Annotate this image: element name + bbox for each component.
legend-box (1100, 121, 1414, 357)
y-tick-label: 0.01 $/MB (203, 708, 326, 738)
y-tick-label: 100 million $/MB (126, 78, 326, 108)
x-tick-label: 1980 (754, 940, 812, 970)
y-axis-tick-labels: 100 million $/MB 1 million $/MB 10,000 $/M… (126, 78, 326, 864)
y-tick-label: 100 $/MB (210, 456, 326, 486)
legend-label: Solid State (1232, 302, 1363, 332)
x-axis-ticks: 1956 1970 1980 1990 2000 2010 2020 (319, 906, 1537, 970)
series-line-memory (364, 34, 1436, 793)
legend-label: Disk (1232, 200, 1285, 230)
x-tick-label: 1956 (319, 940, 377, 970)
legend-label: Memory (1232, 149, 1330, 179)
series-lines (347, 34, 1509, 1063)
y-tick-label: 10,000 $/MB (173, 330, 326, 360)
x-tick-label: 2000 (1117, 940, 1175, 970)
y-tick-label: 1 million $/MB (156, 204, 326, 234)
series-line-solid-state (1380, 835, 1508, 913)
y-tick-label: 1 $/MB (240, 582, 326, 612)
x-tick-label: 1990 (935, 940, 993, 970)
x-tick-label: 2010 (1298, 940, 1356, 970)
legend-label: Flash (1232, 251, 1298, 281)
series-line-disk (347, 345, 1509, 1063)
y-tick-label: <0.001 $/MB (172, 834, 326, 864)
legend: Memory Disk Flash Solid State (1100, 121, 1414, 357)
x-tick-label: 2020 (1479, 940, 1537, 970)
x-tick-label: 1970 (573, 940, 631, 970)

★ ★ ★ ★

List every line of the records above that contains the string "legend".

legend-box (1100, 121, 1414, 357)
legend-label: Solid State (1232, 302, 1363, 332)
legend-label: Disk (1232, 200, 1285, 230)
legend-label: Memory (1232, 149, 1330, 179)
legend-label: Flash (1232, 251, 1298, 281)
legend: Memory Disk Flash Solid State (1100, 121, 1414, 357)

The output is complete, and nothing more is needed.